# DIRECTION
Transcribe all records exactly.

********************

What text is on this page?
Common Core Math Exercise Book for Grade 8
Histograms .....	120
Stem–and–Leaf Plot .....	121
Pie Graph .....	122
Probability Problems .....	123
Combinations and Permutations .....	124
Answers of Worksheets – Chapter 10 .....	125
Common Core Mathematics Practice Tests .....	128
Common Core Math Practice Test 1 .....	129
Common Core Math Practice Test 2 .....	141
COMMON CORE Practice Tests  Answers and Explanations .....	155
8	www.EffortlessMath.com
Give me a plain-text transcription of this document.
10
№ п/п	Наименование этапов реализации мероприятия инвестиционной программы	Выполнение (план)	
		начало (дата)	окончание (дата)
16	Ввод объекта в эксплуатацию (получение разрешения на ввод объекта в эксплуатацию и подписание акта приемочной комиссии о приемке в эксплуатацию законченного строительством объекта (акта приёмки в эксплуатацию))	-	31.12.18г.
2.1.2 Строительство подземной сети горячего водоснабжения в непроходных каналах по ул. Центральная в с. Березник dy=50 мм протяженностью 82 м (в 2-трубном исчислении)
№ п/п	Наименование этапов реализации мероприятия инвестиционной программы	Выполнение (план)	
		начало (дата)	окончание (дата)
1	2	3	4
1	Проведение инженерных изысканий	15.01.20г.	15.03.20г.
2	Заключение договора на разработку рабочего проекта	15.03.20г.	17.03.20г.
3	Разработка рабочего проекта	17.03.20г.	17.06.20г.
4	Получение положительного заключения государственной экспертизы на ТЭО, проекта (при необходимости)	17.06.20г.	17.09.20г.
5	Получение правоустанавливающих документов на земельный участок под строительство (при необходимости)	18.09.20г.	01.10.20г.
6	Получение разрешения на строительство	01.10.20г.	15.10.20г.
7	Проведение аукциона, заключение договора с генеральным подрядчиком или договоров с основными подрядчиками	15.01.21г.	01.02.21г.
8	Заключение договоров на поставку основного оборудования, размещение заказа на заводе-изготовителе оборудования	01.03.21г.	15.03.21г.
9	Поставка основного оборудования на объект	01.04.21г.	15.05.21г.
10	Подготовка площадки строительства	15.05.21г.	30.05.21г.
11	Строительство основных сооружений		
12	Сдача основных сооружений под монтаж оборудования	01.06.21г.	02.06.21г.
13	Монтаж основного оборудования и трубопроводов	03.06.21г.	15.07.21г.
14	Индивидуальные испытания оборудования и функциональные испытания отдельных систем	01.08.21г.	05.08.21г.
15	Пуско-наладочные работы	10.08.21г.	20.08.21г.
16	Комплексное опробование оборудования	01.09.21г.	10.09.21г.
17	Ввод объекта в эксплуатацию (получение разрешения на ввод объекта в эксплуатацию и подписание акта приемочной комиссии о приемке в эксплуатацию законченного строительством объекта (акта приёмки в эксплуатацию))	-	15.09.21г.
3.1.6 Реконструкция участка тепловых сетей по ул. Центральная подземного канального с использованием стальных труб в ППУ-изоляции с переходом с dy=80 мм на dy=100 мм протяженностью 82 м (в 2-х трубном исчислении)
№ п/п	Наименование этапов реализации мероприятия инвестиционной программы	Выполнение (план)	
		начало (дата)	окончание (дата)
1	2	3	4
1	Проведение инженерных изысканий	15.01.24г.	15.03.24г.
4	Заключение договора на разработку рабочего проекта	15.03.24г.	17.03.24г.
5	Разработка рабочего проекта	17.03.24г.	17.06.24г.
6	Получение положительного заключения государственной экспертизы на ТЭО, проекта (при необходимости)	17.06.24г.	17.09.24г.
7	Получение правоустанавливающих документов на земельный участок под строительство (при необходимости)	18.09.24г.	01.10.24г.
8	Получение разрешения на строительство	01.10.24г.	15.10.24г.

********************

# SOLUTION BELOW
What text is on this page?
Common Core Math Exercise Book for Grade 8
Histograms .....	120
Stem–and–Leaf Plot .....	121
Pie Graph .....	122
Probability Problems .....	123
Combinations and Permutations .....	124
Answers of Worksheets – Chapter 10 .....	125
Common Core Mathematics Practice Tests .....	128
Common Core Math Practice Test 1 .....	129
Common Core Math Practice Test 2 .....	141
COMMON CORE Practice Tests  Answers and Explanations .....	155
8	www.EffortlessMath.com
Give me a plain-text transcription of this document.
10
№ п/п	Наименование этапов реализации мероприятия инвестиционной программы	Выполнение (план)	
		начало (дата)	окончание (дата)
16	Ввод объекта в эксплуатацию (получение разрешения на ввод объекта в эксплуатацию и подписание акта приемочной комиссии о приемке в эксплуатацию законченного строительством объекта (акта приёмки в эксплуатацию))	-	31.12.18г.
2.1.2 Строительство подземной сети горячего водоснабжения в непроходных каналах по ул. Центральная в с. Березник dy=50 мм протяженностью 82 м (в 2-трубном исчислении)
№ п/п	Наименование этапов реализации мероприятия инвестиционной программы	Выполнение (план)	
		начало (дата)	окончание (дата)
1	2	3	4
1	Проведение инженерных изысканий	15.01.20г.	15.03.20г.
2	Заключение договора на разработку рабочего проекта	15.03.20г.	17.03.20г.
3	Разработка рабочего проекта	17.03.20г.	17.06.20г.
4	Получение положительного заключения государственной экспертизы на ТЭО, проекта (при необходимости)	17.06.20г.	17.09.20г.
5	Получение правоустанавливающих документов на земельный участок под строительство (при необходимости)	18.09.20г.	01.10.20г.
6	Получение разрешения на строительство	01.10.20г.	15.10.20г.
7	Проведение аукциона, заключение договора с генеральным подрядчиком или договоров с основными подрядчиками	15.01.21г.	01.02.21г.
8	Заключение договоров на поставку основного оборудования, размещение заказа на заводе-изготовителе оборудования	01.03.21г.	15.03.21г.
9	Поставка основного оборудования на объект	01.04.21г.	15.05.21г.
10	Подготовка площадки строительства	15.05.21г.	30.05.21г.
11	Строительство основных сооружений		
12	Сдача основных сооружений под монтаж оборудования	01.06.21г.	02.06.21г.
13	Монтаж основного оборудования и трубопроводов	03.06.21г.	15.07.21г.
14	Индивидуальные испытания оборудования и функциональные испытания отдельных систем	01.08.21г.	05.08.21г.
15	Пуско-наладочные работы	10.08.21г.	20.08.21г.
16	Комплексное опробование оборудования	01.09.21г.	10.09.21г.
17	Ввод объекта в эксплуатацию (получение разрешения на ввод объекта в эксплуатацию и подписание акта приемочной комиссии о приемке в эксплуатацию законченного строительством объекта (акта приёмки в эксплуатацию))	-	15.09.21г.
3.1.6 Реконструкция участка тепловых сетей по ул. Центральная подземного канального с использованием стальных труб в ППУ-изоляции с переходом с dy=80 мм на dy=100 мм протяженностью 82 м (в 2-х трубном исчислении)
№ п/п	Наименование этапов реализации мероприятия инвестиционной программы	Выполнение (план)	
		начало (дата)	окончание (дата)
1	2	3	4
1	Проведение инженерных изысканий	15.01.24г.	15.03.24г.
4	Заключение договора на разработку рабочего проекта	15.03.24г.	17.03.24г.
5	Разработка рабочего проекта	17.03.24г.	17.06.24г.
6	Получение положительного заключения государственной экспертизы на ТЭО, проекта (при необходимости)	17.06.24г.	17.09.24г.
7	Получение правоустанавливающих документов на земельный участок под строительство (при необходимости)	18.09.24г.	01.10.24г.
8	Получение разрешения на строительство	01.10.24г.	15.10.24г.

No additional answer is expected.